:: DIRECTIVE ::
Output each entry that follows exactly. Images stay out.

:: LISTED ENTRIES ::
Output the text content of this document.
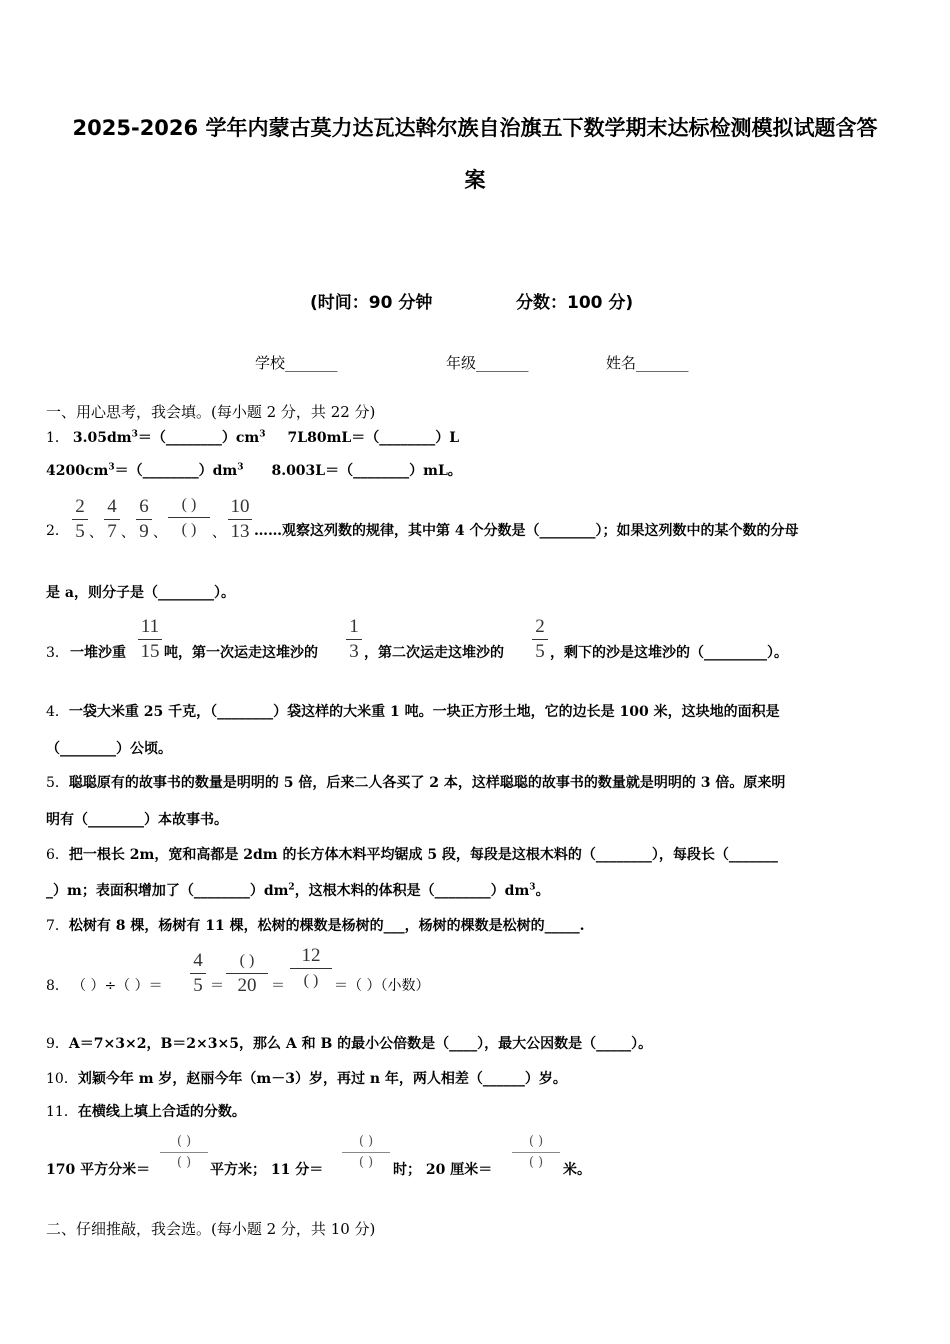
2025-2026 学年内蒙古莫力达瓦达斡尔族自治旗五下数学期末达标检测模拟试题含答
案
(时间：90 分钟	分数：100 分)
学校_______	年级_______	姓名_______
一、用心思考，我会填。(每小题 2 分，共 22 分)
1． $3.05dm^3=(\_\_\_\_\_\_\_\_)cm^3$ 7L80mL＝（________）L
$4200cm^3=(\_\_\_\_\_\_\_\_)dm^3$ 8.003L＝（________）mL。
2．
2
5 、
4
7 、
6
9 、
( )
( )	、
10
13 ……观察这列数的规律，其中第 4 个分数是（________）；如果这列数中的某个数的分母
是 a，则分子是（________）。
3． 一堆沙重
11
15 吨，第一次运走这堆沙的
1
3 ，第二次运走这堆沙的
2
5 ，剩下的沙是这堆沙的（_________）。
4．一袋大米重 25 千克，（________）袋这样的大米重 1 吨。一块正方形土地，它的边长是 100 米，这块地的面积是
（________）公顷。
5．聪聪原有的故事书的数量是明明的 5 倍，后来二人各买了 2 本，这样聪聪的故事书的数量就是明明的 3 倍。原来明
明有（________）本故事书。
6．把一根长 2m，宽和高都是 2dm 的长方体木料平均锯成 5 段，每段是这根木料的（________），每段长（_______
_）m；表面积增加了$(\_\_\_\_\_\_\_\_)dm^2$，这根木料的体积是$(\_\_\_\_\_\_\_\_)dm^3$。
7．松树有 8 棵，杨树有 11 棵，松树的棵数是杨树的___，杨树的棵数是松树的_____.
8． （ ）÷（ ）＝
4
5 ＝
( )
20	＝
12
( )	＝（ ）（小数）
9．A＝7×3×2，B＝2×3×5，那么 A 和 B 的最小公倍数是（____），最大公因数是（_____）。
10．刘颖今年 m 岁，赵丽今年（m－3）岁，再过 n 年，两人相差（______）岁。
11．在横线上填上合适的分数。
170 平方分米＝
( )
( )	平方米； 11 分＝
( )
( )	时； 20 厘米＝
( )
( )	米。
二、仔细推敲，我会选。(每小题 2 分，共 10 分)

:: RESPONSE TO THE EXERCISE ::
Output the text content of this document.
2025-2026 学年内蒙古莫力达瓦达斡尔族自治旗五下数学期末达标检测模拟试题含答
案
(时间：90 分钟	分数：100 分)
学校_______	年级_______	姓名_______
一、用心思考，我会填。(每小题 2 分，共 22 分)
1． $3.05dm^3=(\_\_\_\_\_\_\_\_)cm^3$ 7L80mL＝（________）L
$4200cm^3=(\_\_\_\_\_\_\_\_)dm^3$ 8.003L＝（________）mL。
2．
2
5 、
4
7 、
6
9 、
( )
( )	、
10
13 ……观察这列数的规律，其中第 4 个分数是（________）；如果这列数中的某个数的分母
是 a，则分子是（________）。
3． 一堆沙重
11
15 吨，第一次运走这堆沙的
1
3 ，第二次运走这堆沙的
2
5 ，剩下的沙是这堆沙的（_________）。
4．一袋大米重 25 千克，（________）袋这样的大米重 1 吨。一块正方形土地，它的边长是 100 米，这块地的面积是
（________）公顷。
5．聪聪原有的故事书的数量是明明的 5 倍，后来二人各买了 2 本，这样聪聪的故事书的数量就是明明的 3 倍。原来明
明有（________）本故事书。
6．把一根长 2m，宽和高都是 2dm 的长方体木料平均锯成 5 段，每段是这根木料的（________），每段长（_______
_）m；表面积增加了$(\_\_\_\_\_\_\_\_)dm^2$，这根木料的体积是$(\_\_\_\_\_\_\_\_)dm^3$。
7．松树有 8 棵，杨树有 11 棵，松树的棵数是杨树的___，杨树的棵数是松树的_____.
8． （ ）÷（ ）＝
4
5 ＝
( )
20	＝
12
( )	＝（ ）（小数）
9．A＝7×3×2，B＝2×3×5，那么 A 和 B 的最小公倍数是（____），最大公因数是（_____）。
10．刘颖今年 m 岁，赵丽今年（m－3）岁，再过 n 年，两人相差（______）岁。
11．在横线上填上合适的分数。
170 平方分米＝
( )
( )	平方米； 11 分＝
( )
( )	时； 20 厘米＝
( )
( )	米。
二、仔细推敲，我会选。(每小题 2 分，共 10 分)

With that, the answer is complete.